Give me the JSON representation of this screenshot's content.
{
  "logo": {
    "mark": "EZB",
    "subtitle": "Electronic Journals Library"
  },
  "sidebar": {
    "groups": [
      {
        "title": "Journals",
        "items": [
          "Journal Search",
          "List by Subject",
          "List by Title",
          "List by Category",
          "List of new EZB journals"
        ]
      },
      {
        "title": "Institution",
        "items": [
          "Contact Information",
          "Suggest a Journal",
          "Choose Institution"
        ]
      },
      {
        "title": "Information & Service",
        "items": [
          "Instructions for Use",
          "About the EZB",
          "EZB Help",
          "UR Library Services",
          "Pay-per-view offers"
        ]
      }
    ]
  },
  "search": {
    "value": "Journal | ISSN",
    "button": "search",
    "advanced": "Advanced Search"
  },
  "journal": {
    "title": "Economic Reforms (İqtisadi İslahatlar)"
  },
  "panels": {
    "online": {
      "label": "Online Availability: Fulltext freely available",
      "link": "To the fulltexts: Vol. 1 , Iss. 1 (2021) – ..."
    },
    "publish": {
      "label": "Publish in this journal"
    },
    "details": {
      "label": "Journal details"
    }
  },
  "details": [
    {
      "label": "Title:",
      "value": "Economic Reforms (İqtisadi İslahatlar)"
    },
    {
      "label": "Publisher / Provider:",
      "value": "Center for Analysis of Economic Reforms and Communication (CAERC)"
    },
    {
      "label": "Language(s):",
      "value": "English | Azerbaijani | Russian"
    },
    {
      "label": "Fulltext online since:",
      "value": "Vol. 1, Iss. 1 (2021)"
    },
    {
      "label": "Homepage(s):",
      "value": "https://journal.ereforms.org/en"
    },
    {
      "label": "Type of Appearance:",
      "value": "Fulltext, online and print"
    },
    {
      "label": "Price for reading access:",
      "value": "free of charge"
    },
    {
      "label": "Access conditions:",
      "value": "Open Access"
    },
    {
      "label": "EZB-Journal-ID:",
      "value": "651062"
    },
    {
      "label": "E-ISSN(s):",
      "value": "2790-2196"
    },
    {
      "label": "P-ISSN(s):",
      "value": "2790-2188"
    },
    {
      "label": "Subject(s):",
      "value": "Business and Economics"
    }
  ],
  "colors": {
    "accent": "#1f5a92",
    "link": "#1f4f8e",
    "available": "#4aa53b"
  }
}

* * * *

Problem to work on:
Using the data above, print every record exactly as shown.

Finished exercise:
Give me the JSON representation of this screenshot's content.
{
  "logo": {
    "mark": "EZB",
    "subtitle": "Electronic Journals Library"
  },
  "sidebar": {
    "groups": [
      {
        "title": "Journals",
        "items": [
          "Journal Search",
          "List by Subject",
          "List by Title",
          "List by Category",
          "List of new EZB journals"
        ]
      },
      {
        "title": "Institution",
        "items": [
          "Contact Information",
          "Suggest a Journal",
          "Choose Institution"
        ]
      },
      {
        "title": "Information & Service",
        "items": [
          "Instructions for Use",
          "About the EZB",
          "EZB Help",
          "UR Library Services",
          "Pay-per-view offers"
        ]
      }
    ]
  },
  "search": {
    "value": "Journal | ISSN",
    "button": "search",
    "advanced": "Advanced Search"
  },
  "journal": {
    "title": "Economic Reforms (İqtisadi İslahatlar)"
  },
  "panels": {
    "online": {
      "label": "Online Availability: Fulltext freely available",
      "link": "To the fulltexts: Vol. 1 , Iss. 1 (2021) – ..."
    },
    "publish": {
      "label": "Publish in this journal"
    },
    "details": {
      "label": "Journal details"
    }
  },
  "details": [
    {
      "label": "Title:",
      "value": "Economic Reforms (İqtisadi İslahatlar)"
    },
    {
      "label": "Publisher / Provider:",
      "value": "Center for Analysis of Economic Reforms and Communication (CAERC)"
    },
    {
      "label": "Language(s):",
      "value": "English | Azerbaijani | Russian"
    },
    {
      "label": "Fulltext online since:",
      "value": "Vol. 1, Iss. 1 (2021)"
    },
    {
      "label": "Homepage(s):",
      "value": "https://journal.ereforms.org/en"
    },
    {
      "label": "Type of Appearance:",
      "value": "Fulltext, online and print"
    },
    {
      "label": "Price for reading access:",
      "value": "free of charge"
    },
    {
      "label": "Access conditions:",
      "value": "Open Access"
    },
    {
      "label": "EZB-Journal-ID:",
      "value": "651062"
    },
    {
      "label": "E-ISSN(s):",
      "value": "2790-2196"
    },
    {
      "label": "P-ISSN(s):",
      "value": "2790-2188"
    },
    {
      "label": "Subject(s):",
      "value": "Business and Economics"
    }
  ],
  "colors": {
    "accent": "#1f5a92",
    "link": "#1f4f8e",
    "available": "#4aa53b"
  }
}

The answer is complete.